WHAT IS ASKED » Copy out exactly the lines from the one containing "Read the values" through the end of the records, and no pictures.

SOURCE MATERIAL »
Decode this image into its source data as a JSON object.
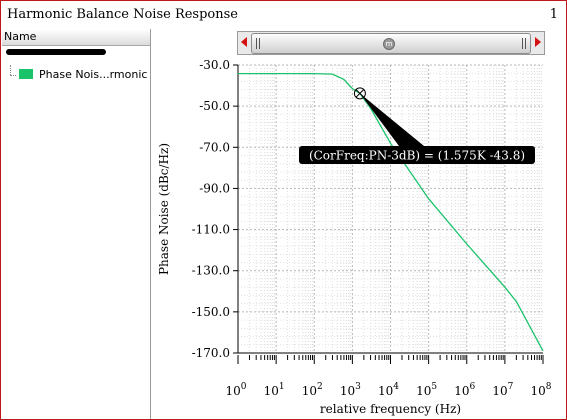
{
  "window": {
    "title": "Harmonic Balance Noise Response",
    "page_number": "1"
  },
  "left_panel": {
    "column_header": "Name",
    "legend_items": [
      {
        "label": "Phase Nois...rmonic",
        "color": "#19c36a"
      }
    ]
  },
  "scrollbar": {
    "thumb_icon": "center-grip-icon",
    "arrow_color": "#d41010"
  },
  "chart_data": {
    "type": "line",
    "xlabel": "relative frequency (Hz)",
    "ylabel": "Phase Noise (dBc/Hz)",
    "x_scale": "log",
    "xlim": [
      1,
      100000000
    ],
    "ylim": [
      -170,
      -30
    ],
    "y_ticks": [
      "-30.0",
      "-50.0",
      "-70.0",
      "-90.0",
      "-110.0",
      "-130.0",
      "-150.0",
      "-170.0"
    ],
    "x_tick_exponents": [
      "0",
      "1",
      "2",
      "3",
      "4",
      "5",
      "6",
      "7",
      "8"
    ],
    "x_tick_base": "10",
    "grid": true,
    "series": [
      {
        "color": "#19c36a",
        "x": [
          1,
          10,
          100,
          300,
          600,
          1000,
          1575,
          3000,
          10000,
          100000,
          1000000,
          10000000,
          20000000,
          100000000
        ],
        "y": [
          -34.2,
          -34.2,
          -34.2,
          -34.4,
          -37.0,
          -41.5,
          -43.8,
          -51.0,
          -68.0,
          -95.0,
          -117.0,
          -138.0,
          -145.0,
          -169.0
        ]
      }
    ],
    "marker": {
      "x": 1575,
      "y": -43.8,
      "label": "(CorFreq:PN-3dB) = (1.575K -43.8)"
    }
  }
}
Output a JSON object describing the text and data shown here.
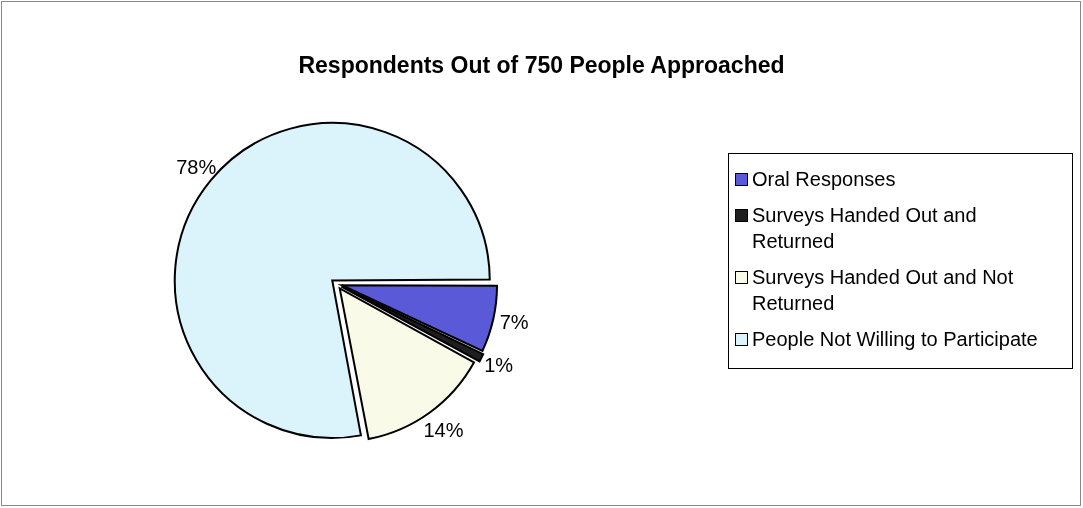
{
  "chart_data": {
    "type": "pie",
    "title": "Respondents Out of 750 People Approached",
    "categories": [
      "Oral Responses",
      "Surveys Handed Out and Returned",
      "Surveys Handed Out and Not Returned",
      "People Not Willing to Participate"
    ],
    "values": [
      7,
      1,
      14,
      78
    ],
    "colors": [
      "#5a5ad8",
      "#1e1e1e",
      "#fafae8",
      "#dbf3fb"
    ],
    "value_labels": [
      "7%",
      "1%",
      "14%",
      "78%"
    ],
    "legend": "right"
  }
}
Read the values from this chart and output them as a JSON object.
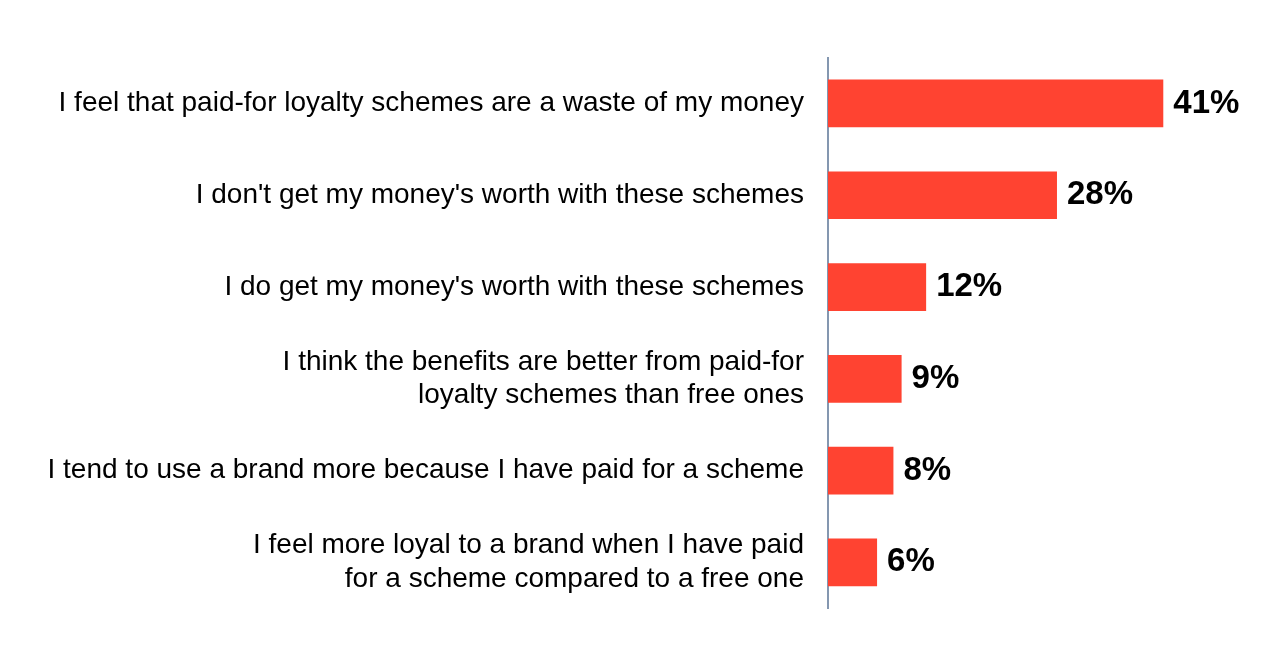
{
  "chart_data": {
    "type": "bar",
    "orientation": "horizontal",
    "categories": [
      "I feel that paid-for loyalty schemes are a waste of my money",
      "I don't get my money's worth with these schemes",
      "I do get my money's worth with these schemes",
      "I think the benefits are better from paid-for loyalty schemes than free ones",
      "I tend to use a brand more because I have paid for a scheme",
      "I feel more loyal to a brand when I have paid for a scheme compared to a free one"
    ],
    "values": [
      41,
      28,
      12,
      9,
      8,
      6
    ],
    "value_labels": [
      "41%",
      "28%",
      "12%",
      "9%",
      "8%",
      "6%"
    ],
    "color": "#ff4331",
    "tick_labels": "y"
  }
}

RESPONSE BELOW »
Read the values from this chart and output them as a JSON object.
{
  "chart_data": {
    "type": "bar",
    "orientation": "horizontal",
    "categories": [
      "I feel that paid-for loyalty schemes are a waste of my money",
      "I don't get my money's worth with these schemes",
      "I do get my money's worth with these schemes",
      "I think the benefits are better from paid-for loyalty schemes than free ones",
      "I tend to use a brand more because I have paid for a scheme",
      "I feel more loyal to a brand when I have paid for a scheme compared to a free one"
    ],
    "values": [
      41,
      28,
      12,
      9,
      8,
      6
    ],
    "value_labels": [
      "41%",
      "28%",
      "12%",
      "9%",
      "8%",
      "6%"
    ],
    "color": "#ff4331",
    "tick_labels": "y"
  }
}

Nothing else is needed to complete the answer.